**Directive**
Below are the records. List every line holding the word "Full".

-- Start of Extracted records --

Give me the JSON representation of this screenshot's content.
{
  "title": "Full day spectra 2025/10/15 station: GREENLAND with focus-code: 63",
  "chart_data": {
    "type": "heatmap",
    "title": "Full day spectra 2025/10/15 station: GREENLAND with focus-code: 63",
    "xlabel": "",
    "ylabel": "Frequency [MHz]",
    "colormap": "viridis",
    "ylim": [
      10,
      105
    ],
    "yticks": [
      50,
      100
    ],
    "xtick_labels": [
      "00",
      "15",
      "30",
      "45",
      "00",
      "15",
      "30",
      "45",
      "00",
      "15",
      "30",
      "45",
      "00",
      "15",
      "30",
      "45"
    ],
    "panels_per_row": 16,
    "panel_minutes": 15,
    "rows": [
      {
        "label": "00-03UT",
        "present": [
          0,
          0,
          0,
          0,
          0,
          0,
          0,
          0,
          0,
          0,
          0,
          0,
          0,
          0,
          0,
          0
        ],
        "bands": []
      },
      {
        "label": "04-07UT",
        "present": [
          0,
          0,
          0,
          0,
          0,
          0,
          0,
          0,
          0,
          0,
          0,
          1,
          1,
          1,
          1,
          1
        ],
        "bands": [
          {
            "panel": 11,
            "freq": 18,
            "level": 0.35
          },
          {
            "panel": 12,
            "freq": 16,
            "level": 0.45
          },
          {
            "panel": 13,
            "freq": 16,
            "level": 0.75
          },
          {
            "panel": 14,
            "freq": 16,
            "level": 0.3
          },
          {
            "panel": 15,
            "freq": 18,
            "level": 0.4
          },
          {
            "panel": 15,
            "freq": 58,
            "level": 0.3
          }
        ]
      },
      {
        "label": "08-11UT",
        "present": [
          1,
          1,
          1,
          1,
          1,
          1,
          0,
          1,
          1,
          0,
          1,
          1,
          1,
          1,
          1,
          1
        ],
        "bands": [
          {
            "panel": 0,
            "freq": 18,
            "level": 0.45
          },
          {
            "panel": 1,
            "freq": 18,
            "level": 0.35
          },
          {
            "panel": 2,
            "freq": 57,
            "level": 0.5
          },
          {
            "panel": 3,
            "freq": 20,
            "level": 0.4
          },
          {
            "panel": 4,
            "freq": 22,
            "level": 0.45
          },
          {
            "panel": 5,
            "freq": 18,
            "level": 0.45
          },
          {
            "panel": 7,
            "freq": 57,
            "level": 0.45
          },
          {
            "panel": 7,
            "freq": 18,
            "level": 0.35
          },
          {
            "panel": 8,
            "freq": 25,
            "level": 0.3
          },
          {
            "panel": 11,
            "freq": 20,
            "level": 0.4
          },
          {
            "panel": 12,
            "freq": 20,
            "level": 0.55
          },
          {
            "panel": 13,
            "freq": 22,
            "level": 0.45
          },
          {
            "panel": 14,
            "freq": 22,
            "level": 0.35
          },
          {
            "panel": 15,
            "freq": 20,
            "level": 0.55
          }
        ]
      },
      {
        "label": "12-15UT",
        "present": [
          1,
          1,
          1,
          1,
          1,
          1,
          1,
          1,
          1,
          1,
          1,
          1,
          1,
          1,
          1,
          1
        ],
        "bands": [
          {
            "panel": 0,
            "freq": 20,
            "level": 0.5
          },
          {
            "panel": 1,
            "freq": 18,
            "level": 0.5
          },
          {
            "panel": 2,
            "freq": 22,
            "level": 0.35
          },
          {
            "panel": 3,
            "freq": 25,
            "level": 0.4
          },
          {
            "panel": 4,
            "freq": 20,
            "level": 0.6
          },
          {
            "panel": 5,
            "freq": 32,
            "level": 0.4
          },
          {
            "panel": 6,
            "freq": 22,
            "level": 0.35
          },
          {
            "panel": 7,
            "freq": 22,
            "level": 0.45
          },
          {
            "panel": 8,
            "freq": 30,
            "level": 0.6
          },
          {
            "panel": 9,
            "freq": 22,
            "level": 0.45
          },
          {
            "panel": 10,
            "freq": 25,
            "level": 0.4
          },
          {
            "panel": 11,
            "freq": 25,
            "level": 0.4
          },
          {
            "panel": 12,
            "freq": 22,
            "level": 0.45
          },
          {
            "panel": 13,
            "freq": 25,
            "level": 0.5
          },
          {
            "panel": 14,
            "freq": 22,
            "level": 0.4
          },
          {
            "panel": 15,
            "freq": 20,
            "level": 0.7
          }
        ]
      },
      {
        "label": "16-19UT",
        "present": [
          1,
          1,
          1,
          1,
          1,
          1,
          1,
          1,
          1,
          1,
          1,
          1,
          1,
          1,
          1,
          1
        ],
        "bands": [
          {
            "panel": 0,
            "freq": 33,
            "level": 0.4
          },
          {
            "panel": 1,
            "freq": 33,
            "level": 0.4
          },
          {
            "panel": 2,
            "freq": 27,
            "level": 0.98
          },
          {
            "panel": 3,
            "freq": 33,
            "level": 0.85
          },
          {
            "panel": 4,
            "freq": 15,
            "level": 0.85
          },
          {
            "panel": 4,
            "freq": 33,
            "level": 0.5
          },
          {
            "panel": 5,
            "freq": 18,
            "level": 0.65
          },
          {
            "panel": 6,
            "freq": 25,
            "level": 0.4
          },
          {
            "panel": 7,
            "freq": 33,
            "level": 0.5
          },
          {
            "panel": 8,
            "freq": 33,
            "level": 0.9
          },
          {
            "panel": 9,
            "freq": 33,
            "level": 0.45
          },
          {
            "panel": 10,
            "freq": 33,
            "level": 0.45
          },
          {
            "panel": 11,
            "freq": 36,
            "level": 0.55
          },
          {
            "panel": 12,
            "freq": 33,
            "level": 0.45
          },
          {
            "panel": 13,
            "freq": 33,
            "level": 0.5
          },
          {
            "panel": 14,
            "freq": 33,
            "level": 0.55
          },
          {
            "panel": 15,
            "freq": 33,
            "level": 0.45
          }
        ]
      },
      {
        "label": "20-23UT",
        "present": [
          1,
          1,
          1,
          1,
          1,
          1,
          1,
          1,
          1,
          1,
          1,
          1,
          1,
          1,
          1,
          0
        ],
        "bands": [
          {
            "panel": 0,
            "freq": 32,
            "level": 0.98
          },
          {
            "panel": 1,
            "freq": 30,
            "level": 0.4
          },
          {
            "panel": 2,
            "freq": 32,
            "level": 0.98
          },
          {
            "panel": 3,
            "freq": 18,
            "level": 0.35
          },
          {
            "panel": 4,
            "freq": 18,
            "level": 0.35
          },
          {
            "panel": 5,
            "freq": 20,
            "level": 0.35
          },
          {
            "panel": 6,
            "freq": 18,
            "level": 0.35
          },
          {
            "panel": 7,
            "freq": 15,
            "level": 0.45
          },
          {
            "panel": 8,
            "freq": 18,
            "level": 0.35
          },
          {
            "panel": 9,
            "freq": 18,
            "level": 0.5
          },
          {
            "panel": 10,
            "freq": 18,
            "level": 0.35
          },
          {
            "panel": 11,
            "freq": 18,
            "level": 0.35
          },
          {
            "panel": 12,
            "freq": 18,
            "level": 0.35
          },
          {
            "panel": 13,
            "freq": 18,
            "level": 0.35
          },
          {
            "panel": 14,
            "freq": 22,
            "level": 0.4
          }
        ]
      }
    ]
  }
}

-- End of Extracted records --

**Written reply**
  "title": "Full day spectra 2025/10/15 station: GREENLAND with focus-code: 63",
    "title": "Full day spectra 2025/10/15 station: GREENLAND with focus-code: 63",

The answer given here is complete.